Supplied material:
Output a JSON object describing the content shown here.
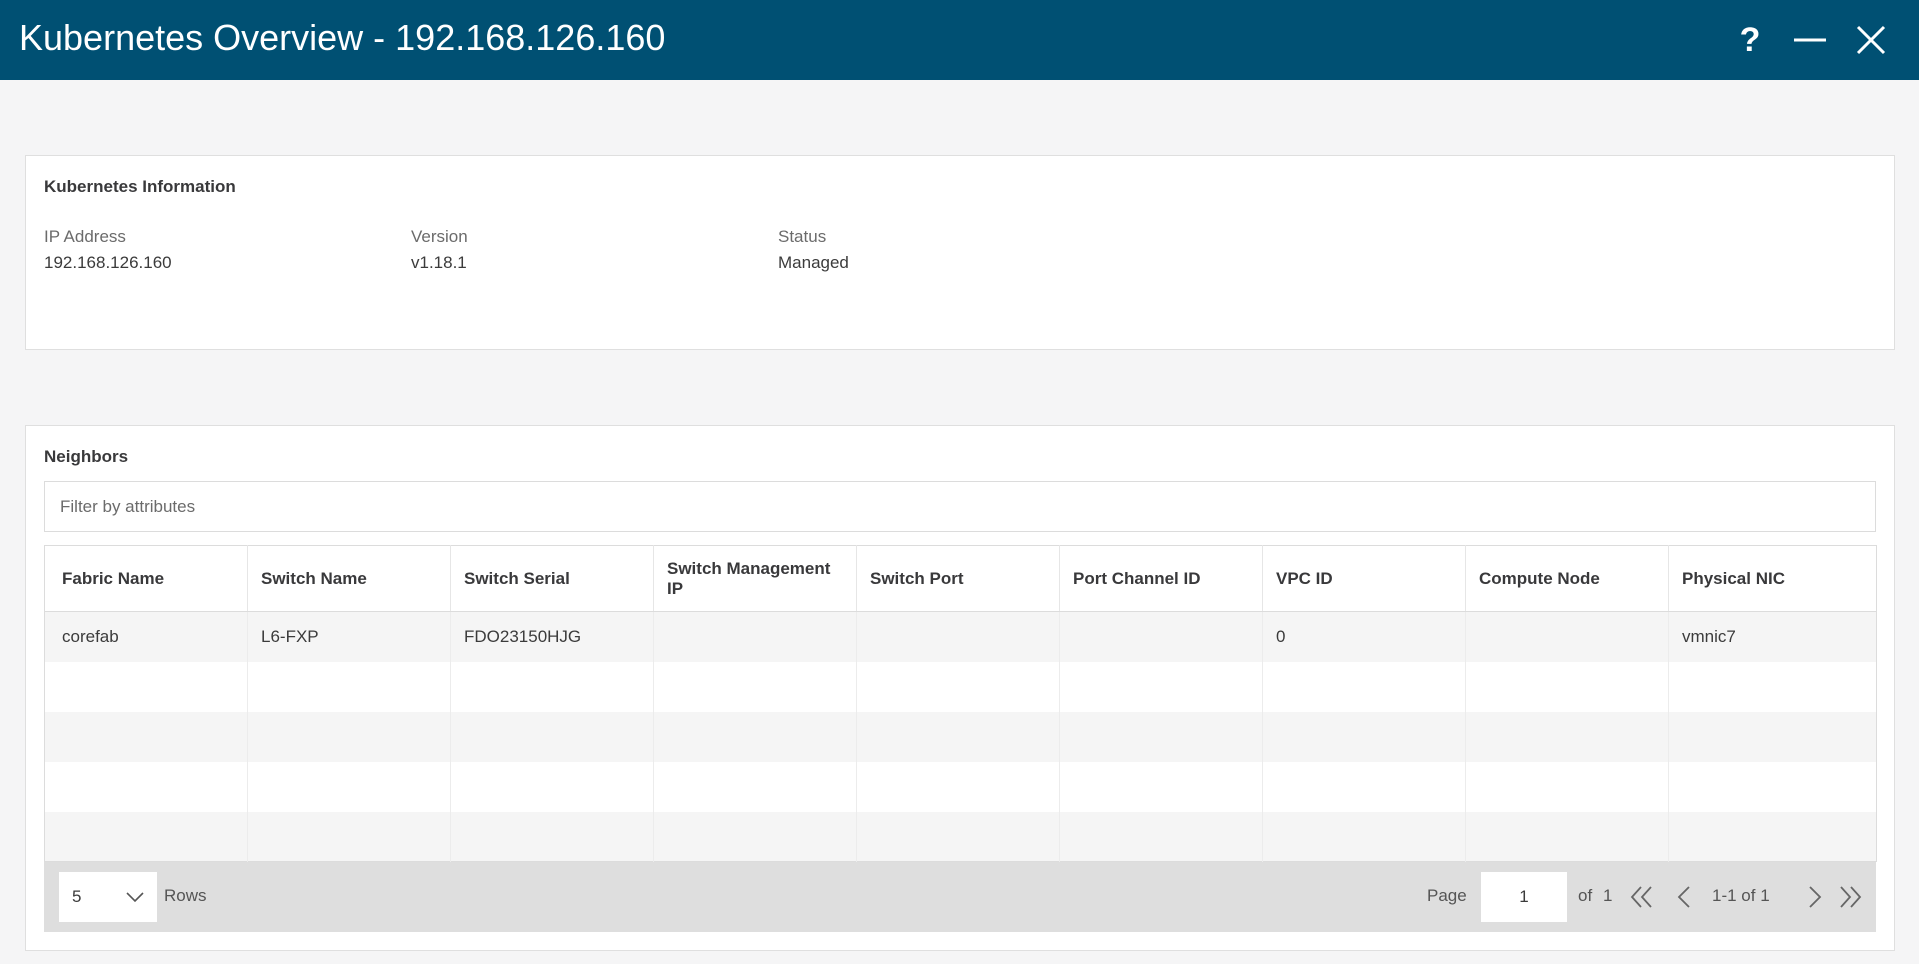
{
  "window": {
    "title": "Kubernetes Overview - 192.168.126.160",
    "help_label": "?"
  },
  "info": {
    "title": "Kubernetes Information",
    "fields": [
      {
        "label": "IP Address",
        "value": "192.168.126.160"
      },
      {
        "label": "Version",
        "value": "v1.18.1"
      },
      {
        "label": "Status",
        "value": "Managed"
      }
    ]
  },
  "neighbors": {
    "title": "Neighbors",
    "filter_placeholder": "Filter by attributes",
    "columns": [
      "Fabric Name",
      "Switch Name",
      "Switch Serial",
      "Switch Management IP",
      "Switch Port",
      "Port Channel ID",
      "VPC ID",
      "Compute Node",
      "Physical NIC"
    ],
    "rows": [
      [
        "corefab",
        "L6-FXP",
        "FDO23150HJG",
        "",
        "",
        "",
        "0",
        "",
        "vmnic7"
      ]
    ],
    "empty_row_count": 4
  },
  "pagination": {
    "rows_per_page": "5",
    "rows_label": "Rows",
    "page_label": "Page",
    "current_page": "1",
    "of_label": "of",
    "total_pages": "1",
    "range_label": "1-1 of 1"
  },
  "colors": {
    "titlebar": "#005073",
    "background": "#f5f5f6",
    "pager": "#dedede"
  }
}
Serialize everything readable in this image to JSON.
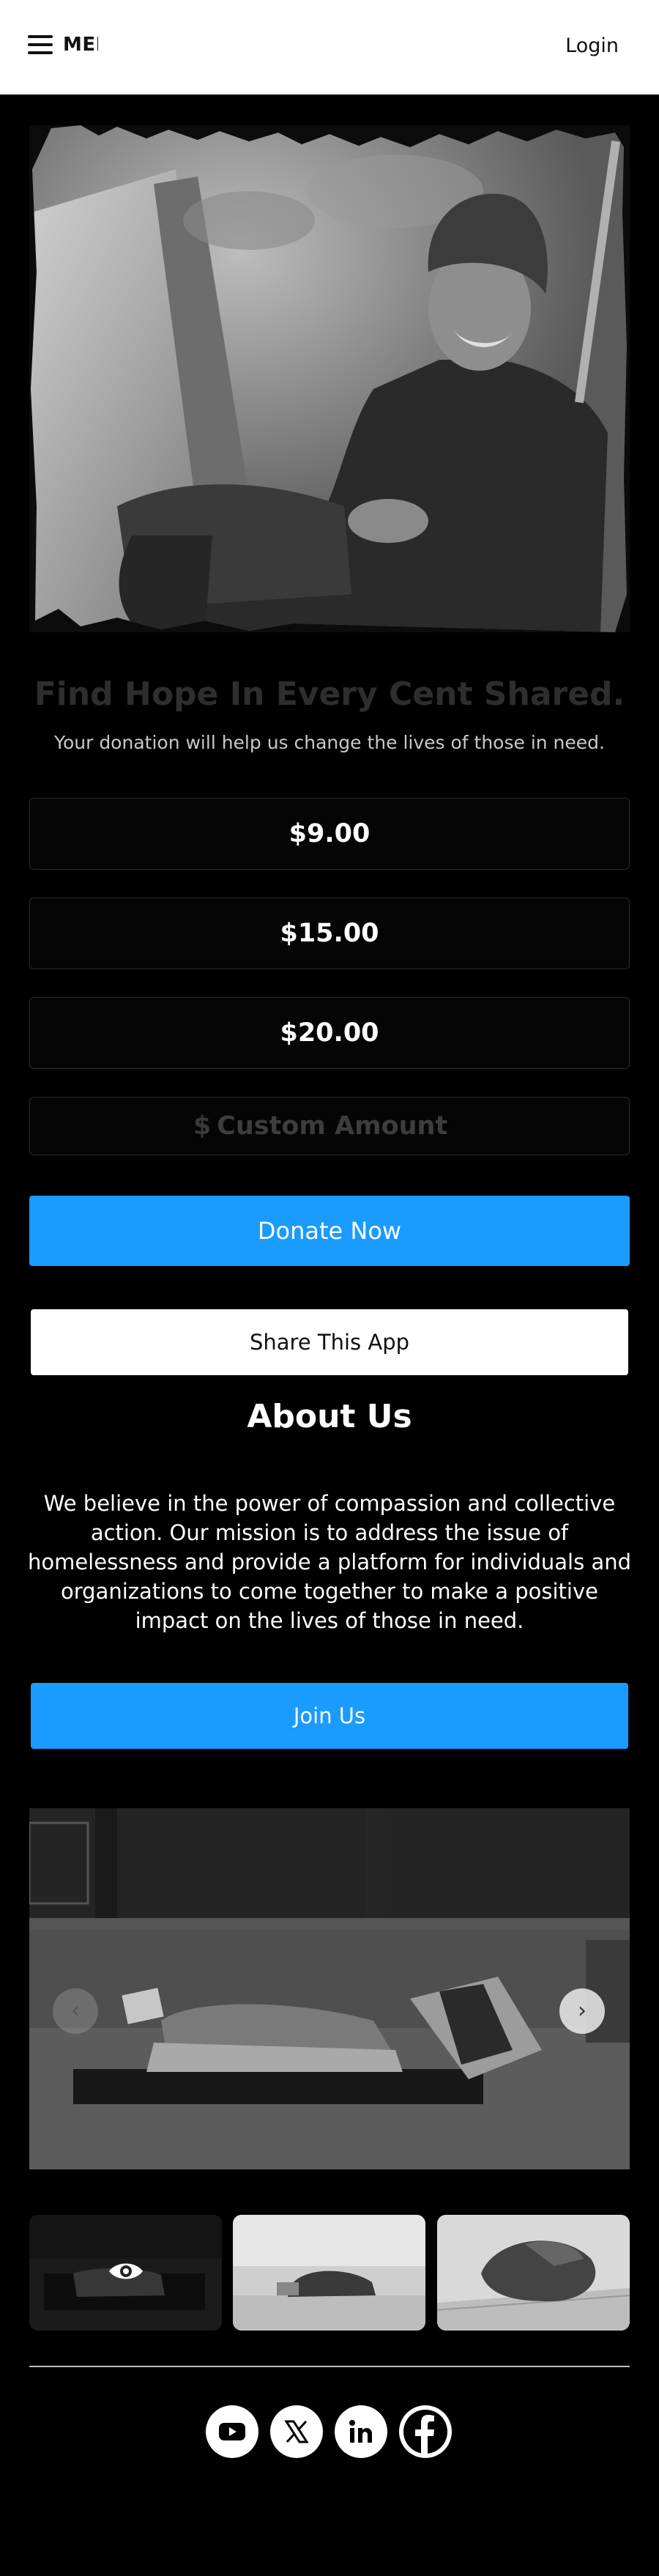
{
  "header": {
    "menu_label": "MENU",
    "login_label": "Login"
  },
  "hero": {
    "image_alt": "Elderly man in knit cap sitting on the street"
  },
  "headline": "Find Hope In Every Cent Shared.",
  "subline": "Your donation will help us change the lives of those in need.",
  "amounts": [
    "$9.00",
    "$15.00",
    "$20.00"
  ],
  "custom": {
    "currency": "$",
    "placeholder": "Custom Amount",
    "value": ""
  },
  "buttons": {
    "donate": "Donate Now",
    "share": "Share This App",
    "join": "Join Us"
  },
  "about": {
    "title": "About Us",
    "text": "We believe in the power of compassion and collective action. Our mission is to address the issue of homelessness and provide a platform for individuals and organizations to come together to make a positive impact on the lives of those in need."
  },
  "carousel": {
    "prev_icon": "chevron-left-icon",
    "next_icon": "chevron-right-icon"
  },
  "social": [
    "youtube-icon",
    "x-icon",
    "linkedin-icon",
    "facebook-icon"
  ]
}
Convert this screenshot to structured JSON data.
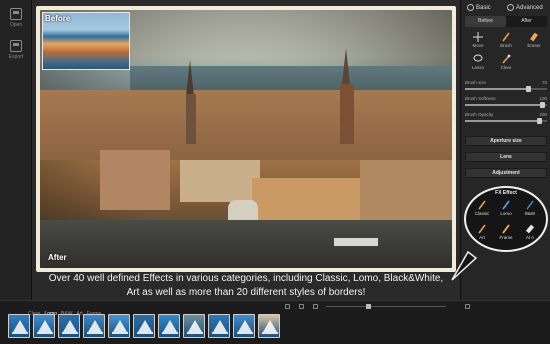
{
  "left_sidebar": {
    "items": [
      {
        "label": "Open",
        "icon": "folder-icon"
      },
      {
        "label": "Export",
        "icon": "export-icon"
      }
    ]
  },
  "photo": {
    "before_label": "Before",
    "after_label": "After"
  },
  "caption": {
    "line1": "Over 40 well defined Effects in various categories, including Classic, Lomo, Black&White,",
    "line2": "Art as well as more than 20 different styles of borders!"
  },
  "right_panel": {
    "mode_tabs": [
      {
        "label": "Basic",
        "selected": true
      },
      {
        "label": "Advanced",
        "selected": false
      }
    ],
    "before_after": [
      {
        "label": "Before",
        "active": true
      },
      {
        "label": "After",
        "active": false
      }
    ],
    "tools": [
      {
        "label": "Move",
        "icon": "move-icon"
      },
      {
        "label": "Brush",
        "icon": "brush-icon"
      },
      {
        "label": "Eraser",
        "icon": "eraser-icon"
      },
      {
        "label": "Lasso",
        "icon": "lasso-icon"
      },
      {
        "label": "Clear",
        "icon": "clear-icon"
      }
    ],
    "sliders": [
      {
        "label": "Brush size",
        "value": "70",
        "fraction": 0.78
      },
      {
        "label": "Brush Softness",
        "value": "100",
        "fraction": 0.95
      },
      {
        "label": "Brush Opacity",
        "value": "200",
        "fraction": 0.92
      }
    ],
    "sections": [
      {
        "label": "Aperture size"
      },
      {
        "label": "Lens"
      },
      {
        "label": "Adjustment"
      }
    ]
  },
  "fx_panel": {
    "title": "FX Effect",
    "tools": [
      {
        "label": "Classic",
        "icon": "pencil-icon"
      },
      {
        "label": "Lomo",
        "icon": "brush-icon"
      },
      {
        "label": "B&W",
        "icon": "pen-icon"
      },
      {
        "label": "Art",
        "icon": "paintbrush-icon"
      },
      {
        "label": "Frame",
        "icon": "frame-brush-icon"
      },
      {
        "label": "At A",
        "icon": "eraser-icon"
      }
    ]
  },
  "filmstrip": {
    "tabs": [
      {
        "label": "Class",
        "active": false
      },
      {
        "label": "Lomo",
        "active": true
      },
      {
        "label": "B&W",
        "active": false
      },
      {
        "label": "Art",
        "active": false
      },
      {
        "label": "Frame",
        "active": false
      }
    ],
    "thumbnails": [
      {
        "name": "effect-1",
        "color": "#2d7fc1"
      },
      {
        "name": "effect-2",
        "color": "#3b8ed0"
      },
      {
        "name": "effect-3",
        "color": "#2f6fa8"
      },
      {
        "name": "effect-4",
        "color": "#3c87c7"
      },
      {
        "name": "effect-5",
        "color": "#4795d4"
      },
      {
        "name": "effect-6",
        "color": "#2c6ea3"
      },
      {
        "name": "effect-7",
        "color": "#358ac8"
      },
      {
        "name": "effect-8",
        "color": "#6f8f9a"
      },
      {
        "name": "effect-9",
        "color": "#2e78b6"
      },
      {
        "name": "effect-10",
        "color": "#3f8ccb"
      },
      {
        "name": "effect-11",
        "color": "#d9c4a2"
      }
    ]
  },
  "colors": {
    "frame": "#f1ecd9",
    "panel_bg": "#262626",
    "accent_white": "#f0f0f0"
  }
}
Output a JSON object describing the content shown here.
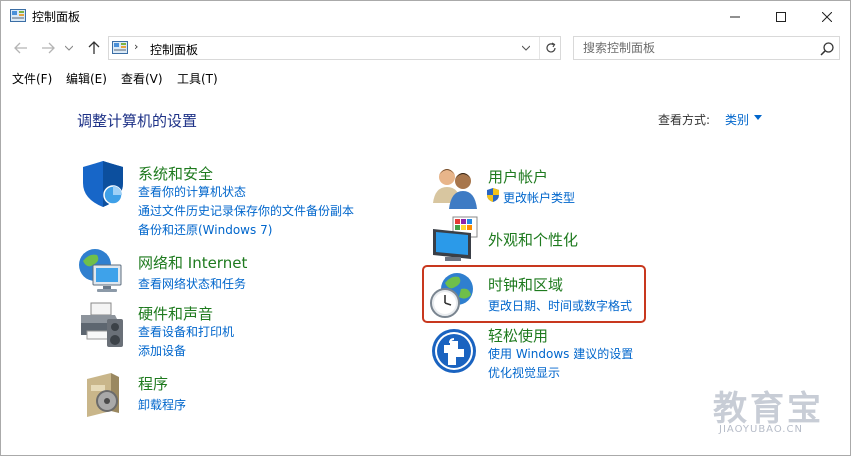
{
  "window": {
    "title": "控制面板"
  },
  "addressbar": {
    "path": "控制面板",
    "separator": "›"
  },
  "search": {
    "placeholder": "搜索控制面板"
  },
  "menu": [
    "文件(F)",
    "编辑(E)",
    "查看(V)",
    "工具(T)"
  ],
  "main": {
    "title": "调整计算机的设置",
    "view_by_label": "查看方式:",
    "view_by_value": "类别"
  },
  "categories": {
    "system": {
      "title": "系统和安全",
      "links": [
        "查看你的计算机状态",
        "通过文件历史记录保存你的文件备份副本",
        "备份和还原(Windows 7)"
      ]
    },
    "network": {
      "title": "网络和 Internet",
      "links": [
        "查看网络状态和任务"
      ]
    },
    "hardware": {
      "title": "硬件和声音",
      "links": [
        "查看设备和打印机",
        "添加设备"
      ]
    },
    "programs": {
      "title": "程序",
      "links": [
        "卸载程序"
      ]
    },
    "users": {
      "title": "用户帐户",
      "links": [
        "更改帐户类型"
      ]
    },
    "appearance": {
      "title": "外观和个性化",
      "links": []
    },
    "clock": {
      "title": "时钟和区域",
      "links": [
        "更改日期、时间或数字格式"
      ]
    },
    "ease": {
      "title": "轻松使用",
      "links": [
        "使用 Windows 建议的设置",
        "优化视觉显示"
      ]
    }
  },
  "watermark": {
    "big": "教育宝",
    "small": "JIAOYUBAO.CN"
  },
  "colors": {
    "link": "#0066cc",
    "category": "#1e7a1e",
    "title": "#1e3287",
    "highlight": "#c8381e"
  }
}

Exercise task:
Exclude all images and restate the records above word for word.

Correct result:
Output a JSON object describing the content shown here.
{
  "window": {
    "title": "Kubernetes Overview - 192.168.126.160",
    "help_label": "?"
  },
  "info": {
    "title": "Kubernetes Information",
    "fields": [
      {
        "label": "IP Address",
        "value": "192.168.126.160"
      },
      {
        "label": "Version",
        "value": "v1.18.1"
      },
      {
        "label": "Status",
        "value": "Managed"
      }
    ]
  },
  "neighbors": {
    "title": "Neighbors",
    "filter_placeholder": "Filter by attributes",
    "columns": [
      "Fabric Name",
      "Switch Name",
      "Switch Serial",
      "Switch Management IP",
      "Switch Port",
      "Port Channel ID",
      "VPC ID",
      "Compute Node",
      "Physical NIC"
    ],
    "rows": [
      [
        "corefab",
        "L6-FXP",
        "FDO23150HJG",
        "",
        "",
        "",
        "0",
        "",
        "vmnic7"
      ]
    ],
    "empty_row_count": 4
  },
  "pagination": {
    "rows_per_page": "5",
    "rows_label": "Rows",
    "page_label": "Page",
    "current_page": "1",
    "of_label": "of",
    "total_pages": "1",
    "range_label": "1-1 of 1"
  },
  "colors": {
    "titlebar": "#005073",
    "background": "#f5f5f6",
    "pager": "#dedede"
  }
}
Serialize everything readable in this image to JSON.
{
  "header": {
    "menu_label": "MENU",
    "login_label": "Login"
  },
  "hero": {
    "image_alt": "Elderly man in knit cap sitting on the street"
  },
  "headline": "Find Hope In Every Cent Shared.",
  "subline": "Your donation will help us change the lives of those in need.",
  "amounts": [
    "$9.00",
    "$15.00",
    "$20.00"
  ],
  "custom": {
    "currency": "$",
    "placeholder": "Custom Amount",
    "value": ""
  },
  "buttons": {
    "donate": "Donate Now",
    "share": "Share This App",
    "join": "Join Us"
  },
  "about": {
    "title": "About Us",
    "text": "We believe in the power of compassion and collective action. Our mission is to address the issue of homelessness and provide a platform for individuals and organizations to come together to make a positive impact on the lives of those in need."
  },
  "carousel": {
    "prev_icon": "chevron-left-icon",
    "next_icon": "chevron-right-icon"
  },
  "social": [
    "youtube-icon",
    "x-icon",
    "linkedin-icon",
    "facebook-icon"
  ]
}
Convert this screenshot to structured JSON data.
{
  "left_sidebar": {
    "items": [
      {
        "label": "Open",
        "icon": "folder-icon"
      },
      {
        "label": "Export",
        "icon": "export-icon"
      }
    ]
  },
  "photo": {
    "before_label": "Before",
    "after_label": "After"
  },
  "caption": {
    "line1": "Over 40 well defined Effects in various categories, including Classic, Lomo, Black&White,",
    "line2": "Art as well as more than 20 different styles of borders!"
  },
  "right_panel": {
    "mode_tabs": [
      {
        "label": "Basic",
        "selected": true
      },
      {
        "label": "Advanced",
        "selected": false
      }
    ],
    "before_after": [
      {
        "label": "Before",
        "active": true
      },
      {
        "label": "After",
        "active": false
      }
    ],
    "tools": [
      {
        "label": "Move",
        "icon": "move-icon"
      },
      {
        "label": "Brush",
        "icon": "brush-icon"
      },
      {
        "label": "Eraser",
        "icon": "eraser-icon"
      },
      {
        "label": "Lasso",
        "icon": "lasso-icon"
      },
      {
        "label": "Clear",
        "icon": "clear-icon"
      }
    ],
    "sliders": [
      {
        "label": "Brush size",
        "value": "70",
        "fraction": 0.78
      },
      {
        "label": "Brush Softness",
        "value": "100",
        "fraction": 0.95
      },
      {
        "label": "Brush Opacity",
        "value": "200",
        "fraction": 0.92
      }
    ],
    "sections": [
      {
        "label": "Aperture size"
      },
      {
        "label": "Lens"
      },
      {
        "label": "Adjustment"
      }
    ]
  },
  "fx_panel": {
    "title": "FX Effect",
    "tools": [
      {
        "label": "Classic",
        "icon": "pencil-icon"
      },
      {
        "label": "Lomo",
        "icon": "brush-icon"
      },
      {
        "label": "B&W",
        "icon": "pen-icon"
      },
      {
        "label": "Art",
        "icon": "paintbrush-icon"
      },
      {
        "label": "Frame",
        "icon": "frame-brush-icon"
      },
      {
        "label": "At A",
        "icon": "eraser-icon"
      }
    ]
  },
  "filmstrip": {
    "tabs": [
      {
        "label": "Class",
        "active": false
      },
      {
        "label": "Lomo",
        "active": true
      },
      {
        "label": "B&W",
        "active": false
      },
      {
        "label": "Art",
        "active": false
      },
      {
        "label": "Frame",
        "active": false
      }
    ],
    "thumbnails": [
      {
        "name": "effect-1",
        "color": "#2d7fc1"
      },
      {
        "name": "effect-2",
        "color": "#3b8ed0"
      },
      {
        "name": "effect-3",
        "color": "#2f6fa8"
      },
      {
        "name": "effect-4",
        "color": "#3c87c7"
      },
      {
        "name": "effect-5",
        "color": "#4795d4"
      },
      {
        "name": "effect-6",
        "color": "#2c6ea3"
      },
      {
        "name": "effect-7",
        "color": "#358ac8"
      },
      {
        "name": "effect-8",
        "color": "#6f8f9a"
      },
      {
        "name": "effect-9",
        "color": "#2e78b6"
      },
      {
        "name": "effect-10",
        "color": "#3f8ccb"
      },
      {
        "name": "effect-11",
        "color": "#d9c4a2"
      }
    ]
  },
  "colors": {
    "frame": "#f1ecd9",
    "panel_bg": "#262626",
    "accent_white": "#f0f0f0"
  }
}
Output a JSON object describing the content shown here.
{
  "window": {
    "title": "控制面板"
  },
  "addressbar": {
    "path": "控制面板",
    "separator": "›"
  },
  "search": {
    "placeholder": "搜索控制面板"
  },
  "menu": [
    "文件(F)",
    "编辑(E)",
    "查看(V)",
    "工具(T)"
  ],
  "main": {
    "title": "调整计算机的设置",
    "view_by_label": "查看方式:",
    "view_by_value": "类别"
  },
  "categories": {
    "system": {
      "title": "系统和安全",
      "links": [
        "查看你的计算机状态",
        "通过文件历史记录保存你的文件备份副本",
        "备份和还原(Windows 7)"
      ]
    },
    "network": {
      "title": "网络和 Internet",
      "links": [
        "查看网络状态和任务"
      ]
    },
    "hardware": {
      "title": "硬件和声音",
      "links": [
        "查看设备和打印机",
        "添加设备"
      ]
    },
    "programs": {
      "title": "程序",
      "links": [
        "卸载程序"
      ]
    },
    "users": {
      "title": "用户帐户",
      "links": [
        "更改帐户类型"
      ]
    },
    "appearance": {
      "title": "外观和个性化",
      "links": []
    },
    "clock": {
      "title": "时钟和区域",
      "links": [
        "更改日期、时间或数字格式"
      ]
    },
    "ease": {
      "title": "轻松使用",
      "links": [
        "使用 Windows 建议的设置",
        "优化视觉显示"
      ]
    }
  },
  "watermark": {
    "big": "教育宝",
    "small": "JIAOYUBAO.CN"
  },
  "colors": {
    "link": "#0066cc",
    "category": "#1e7a1e",
    "title": "#1e3287",
    "highlight": "#c8381e"
  }
}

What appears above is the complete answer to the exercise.